**STORED RECORDS**
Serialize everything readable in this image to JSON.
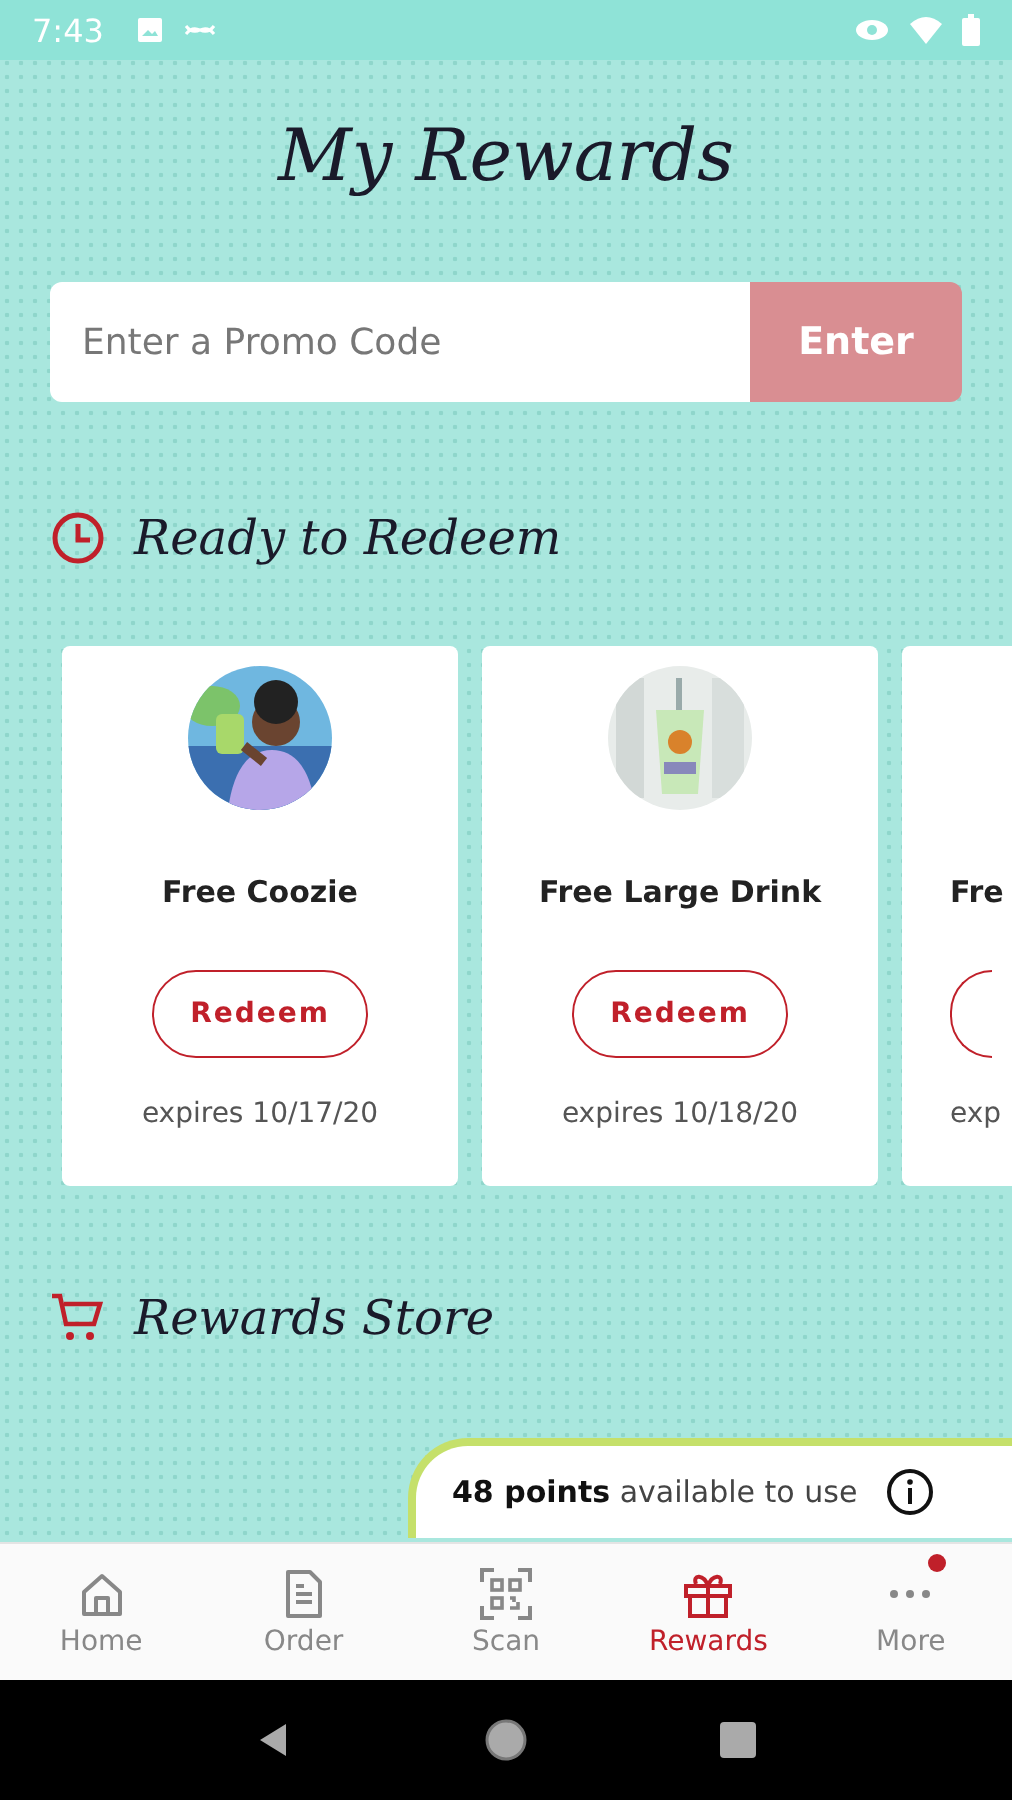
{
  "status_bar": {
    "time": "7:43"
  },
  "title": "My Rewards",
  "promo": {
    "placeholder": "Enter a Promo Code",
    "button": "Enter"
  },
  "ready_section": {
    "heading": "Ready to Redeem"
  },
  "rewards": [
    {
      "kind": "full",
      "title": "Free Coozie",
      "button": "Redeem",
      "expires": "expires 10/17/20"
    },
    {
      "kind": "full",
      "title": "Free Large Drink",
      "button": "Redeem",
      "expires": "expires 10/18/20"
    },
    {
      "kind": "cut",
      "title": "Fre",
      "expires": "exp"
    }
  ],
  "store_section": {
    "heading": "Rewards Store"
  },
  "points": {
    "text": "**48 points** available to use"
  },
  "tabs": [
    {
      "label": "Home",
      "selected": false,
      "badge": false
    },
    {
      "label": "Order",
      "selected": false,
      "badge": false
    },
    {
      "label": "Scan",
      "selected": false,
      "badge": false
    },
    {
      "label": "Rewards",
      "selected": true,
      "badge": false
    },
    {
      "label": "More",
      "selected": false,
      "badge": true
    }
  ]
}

**WHAT YOU HAVE TO DO**
Where a line holds the string "title", copy that line.

**EXERCISE OUTPUT**
  "title": "My Rewards",
      "title": "Free Coozie",
      "title": "Free Large Drink",
      "title": "Fre",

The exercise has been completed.